WORK REQUIRED ▸
Copy every line of the material below word for word.

GIVEN RECORDS ▸
********

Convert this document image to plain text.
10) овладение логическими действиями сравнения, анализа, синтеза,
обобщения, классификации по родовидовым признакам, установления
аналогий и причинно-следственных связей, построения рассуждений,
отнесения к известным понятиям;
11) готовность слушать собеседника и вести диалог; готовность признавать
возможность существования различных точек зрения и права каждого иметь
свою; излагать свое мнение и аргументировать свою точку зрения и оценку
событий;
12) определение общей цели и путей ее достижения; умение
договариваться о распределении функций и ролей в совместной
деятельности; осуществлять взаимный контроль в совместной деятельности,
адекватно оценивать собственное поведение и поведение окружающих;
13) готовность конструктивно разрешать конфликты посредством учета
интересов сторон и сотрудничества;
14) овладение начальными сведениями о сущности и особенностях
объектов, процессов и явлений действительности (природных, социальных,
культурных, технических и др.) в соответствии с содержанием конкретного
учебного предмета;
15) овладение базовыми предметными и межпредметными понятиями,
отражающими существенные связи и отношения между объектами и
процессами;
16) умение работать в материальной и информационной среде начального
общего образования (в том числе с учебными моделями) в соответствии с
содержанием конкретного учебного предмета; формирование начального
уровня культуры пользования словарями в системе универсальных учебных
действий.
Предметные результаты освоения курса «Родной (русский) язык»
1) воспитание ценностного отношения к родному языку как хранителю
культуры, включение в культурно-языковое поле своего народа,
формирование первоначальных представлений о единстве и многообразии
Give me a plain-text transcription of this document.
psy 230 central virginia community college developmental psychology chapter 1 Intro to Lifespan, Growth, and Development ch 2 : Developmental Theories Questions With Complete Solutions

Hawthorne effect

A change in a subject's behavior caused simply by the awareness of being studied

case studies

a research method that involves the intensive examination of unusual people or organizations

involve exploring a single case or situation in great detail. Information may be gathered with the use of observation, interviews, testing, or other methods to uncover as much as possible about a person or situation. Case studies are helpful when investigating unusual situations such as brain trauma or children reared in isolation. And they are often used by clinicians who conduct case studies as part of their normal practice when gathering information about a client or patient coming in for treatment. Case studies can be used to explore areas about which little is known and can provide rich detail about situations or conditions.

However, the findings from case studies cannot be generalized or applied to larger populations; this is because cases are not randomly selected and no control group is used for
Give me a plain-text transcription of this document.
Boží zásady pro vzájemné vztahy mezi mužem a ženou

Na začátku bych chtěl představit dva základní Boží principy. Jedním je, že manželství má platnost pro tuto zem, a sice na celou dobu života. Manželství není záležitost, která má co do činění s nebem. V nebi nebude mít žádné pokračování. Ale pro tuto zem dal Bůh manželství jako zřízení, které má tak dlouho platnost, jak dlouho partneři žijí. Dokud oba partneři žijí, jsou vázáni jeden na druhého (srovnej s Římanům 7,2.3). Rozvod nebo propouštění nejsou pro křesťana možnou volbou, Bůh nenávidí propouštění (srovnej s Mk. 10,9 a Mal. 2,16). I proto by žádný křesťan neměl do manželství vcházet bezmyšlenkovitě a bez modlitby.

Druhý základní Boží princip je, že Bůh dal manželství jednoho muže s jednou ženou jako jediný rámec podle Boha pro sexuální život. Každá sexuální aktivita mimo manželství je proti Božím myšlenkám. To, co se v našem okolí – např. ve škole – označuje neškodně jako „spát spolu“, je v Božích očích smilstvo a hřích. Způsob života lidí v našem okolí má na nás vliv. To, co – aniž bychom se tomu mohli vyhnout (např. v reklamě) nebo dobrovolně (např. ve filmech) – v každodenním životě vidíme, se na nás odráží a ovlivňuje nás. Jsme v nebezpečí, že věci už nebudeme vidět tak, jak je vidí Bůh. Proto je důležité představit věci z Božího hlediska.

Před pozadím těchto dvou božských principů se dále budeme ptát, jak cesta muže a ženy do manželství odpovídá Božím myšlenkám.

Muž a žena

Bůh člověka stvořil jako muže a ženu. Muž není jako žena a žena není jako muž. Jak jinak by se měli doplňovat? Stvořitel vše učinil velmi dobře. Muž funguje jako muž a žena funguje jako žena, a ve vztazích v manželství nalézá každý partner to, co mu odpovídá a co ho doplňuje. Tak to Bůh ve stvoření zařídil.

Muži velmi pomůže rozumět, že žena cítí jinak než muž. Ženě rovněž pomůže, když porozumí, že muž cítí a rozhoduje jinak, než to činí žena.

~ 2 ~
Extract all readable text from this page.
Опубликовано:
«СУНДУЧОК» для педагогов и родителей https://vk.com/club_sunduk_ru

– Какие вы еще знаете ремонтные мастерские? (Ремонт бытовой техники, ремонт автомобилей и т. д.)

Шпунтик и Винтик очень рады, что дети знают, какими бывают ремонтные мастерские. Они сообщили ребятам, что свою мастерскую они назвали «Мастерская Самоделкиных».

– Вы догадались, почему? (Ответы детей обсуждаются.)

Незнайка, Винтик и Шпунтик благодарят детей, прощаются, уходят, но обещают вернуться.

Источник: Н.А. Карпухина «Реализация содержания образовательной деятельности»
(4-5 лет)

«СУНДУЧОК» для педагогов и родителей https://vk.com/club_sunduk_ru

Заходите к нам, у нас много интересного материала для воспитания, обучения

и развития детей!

********

EXERCISE RESULT ▸
Convert this document image to plain text.
10) овладение логическими действиями сравнения, анализа, синтеза,
обобщения, классификации по родовидовым признакам, установления
аналогий и причинно-следственных связей, построения рассуждений,
отнесения к известным понятиям;
11) готовность слушать собеседника и вести диалог; готовность признавать
возможность существования различных точек зрения и права каждого иметь
свою; излагать свое мнение и аргументировать свою точку зрения и оценку
событий;
12) определение общей цели и путей ее достижения; умение
договариваться о распределении функций и ролей в совместной
деятельности; осуществлять взаимный контроль в совместной деятельности,
адекватно оценивать собственное поведение и поведение окружающих;
13) готовность конструктивно разрешать конфликты посредством учета
интересов сторон и сотрудничества;
14) овладение начальными сведениями о сущности и особенностях
объектов, процессов и явлений действительности (природных, социальных,
культурных, технических и др.) в соответствии с содержанием конкретного
учебного предмета;
15) овладение базовыми предметными и межпредметными понятиями,
отражающими существенные связи и отношения между объектами и
процессами;
16) умение работать в материальной и информационной среде начального
общего образования (в том числе с учебными моделями) в соответствии с
содержанием конкретного учебного предмета; формирование начального
уровня культуры пользования словарями в системе универсальных учебных
действий.
Предметные результаты освоения курса «Родной (русский) язык»
1) воспитание ценностного отношения к родному языку как хранителю
культуры, включение в культурно-языковое поле своего народа,
формирование первоначальных представлений о единстве и многообразии
Give me a plain-text transcription of this document.
psy 230 central virginia community college developmental psychology chapter 1 Intro to Lifespan, Growth, and Development ch 2 : Developmental Theories Questions With Complete Solutions

Hawthorne effect

A change in a subject's behavior caused simply by the awareness of being studied

case studies

a research method that involves the intensive examination of unusual people or organizations

involve exploring a single case or situation in great detail. Information may be gathered with the use of observation, interviews, testing, or other methods to uncover as much as possible about a person or situation. Case studies are helpful when investigating unusual situations such as brain trauma or children reared in isolation. And they are often used by clinicians who conduct case studies as part of their normal practice when gathering information about a client or patient coming in for treatment. Case studies can be used to explore areas about which little is known and can provide rich detail about situations or conditions.

However, the findings from case studies cannot be generalized or applied to larger populations; this is because cases are not randomly selected and no control group is used for
Give me a plain-text transcription of this document.
Boží zásady pro vzájemné vztahy mezi mužem a ženou

Na začátku bych chtěl představit dva základní Boží principy. Jedním je, že manželství má platnost pro tuto zem, a sice na celou dobu života. Manželství není záležitost, která má co do činění s nebem. V nebi nebude mít žádné pokračování. Ale pro tuto zem dal Bůh manželství jako zřízení, které má tak dlouho platnost, jak dlouho partneři žijí. Dokud oba partneři žijí, jsou vázáni jeden na druhého (srovnej s Římanům 7,2.3). Rozvod nebo propouštění nejsou pro křesťana možnou volbou, Bůh nenávidí propouštění (srovnej s Mk. 10,9 a Mal. 2,16). I proto by žádný křesťan neměl do manželství vcházet bezmyšlenkovitě a bez modlitby.

Druhý základní Boží princip je, že Bůh dal manželství jednoho muže s jednou ženou jako jediný rámec podle Boha pro sexuální život. Každá sexuální aktivita mimo manželství je proti Božím myšlenkám. To, co se v našem okolí – např. ve škole – označuje neškodně jako „spát spolu“, je v Božích očích smilstvo a hřích. Způsob života lidí v našem okolí má na nás vliv. To, co – aniž bychom se tomu mohli vyhnout (např. v reklamě) nebo dobrovolně (např. ve filmech) – v každodenním životě vidíme, se na nás odráží a ovlivňuje nás. Jsme v nebezpečí, že věci už nebudeme vidět tak, jak je vidí Bůh. Proto je důležité představit věci z Božího hlediska.

Před pozadím těchto dvou božských principů se dále budeme ptát, jak cesta muže a ženy do manželství odpovídá Božím myšlenkám.

Muž a žena

Bůh člověka stvořil jako muže a ženu. Muž není jako žena a žena není jako muž. Jak jinak by se měli doplňovat? Stvořitel vše učinil velmi dobře. Muž funguje jako muž a žena funguje jako žena, a ve vztazích v manželství nalézá každý partner to, co mu odpovídá a co ho doplňuje. Tak to Bůh ve stvoření zařídil.

Muži velmi pomůže rozumět, že žena cítí jinak než muž. Ženě rovněž pomůže, když porozumí, že muž cítí a rozhoduje jinak, než to činí žena.

~ 2 ~
Extract all readable text from this page.
Опубликовано:
«СУНДУЧОК» для педагогов и родителей https://vk.com/club_sunduk_ru

– Какие вы еще знаете ремонтные мастерские? (Ремонт бытовой техники, ремонт автомобилей и т. д.)

Шпунтик и Винтик очень рады, что дети знают, какими бывают ремонтные мастерские. Они сообщили ребятам, что свою мастерскую они назвали «Мастерская Самоделкиных».

– Вы догадались, почему? (Ответы детей обсуждаются.)

Незнайка, Винтик и Шпунтик благодарят детей, прощаются, уходят, но обещают вернуться.

Источник: Н.А. Карпухина «Реализация содержания образовательной деятельности»
(4-5 лет)

«СУНДУЧОК» для педагогов и родителей https://vk.com/club_sunduk_ru

Заходите к нам, у нас много интересного материала для воспитания, обучения

и развития детей!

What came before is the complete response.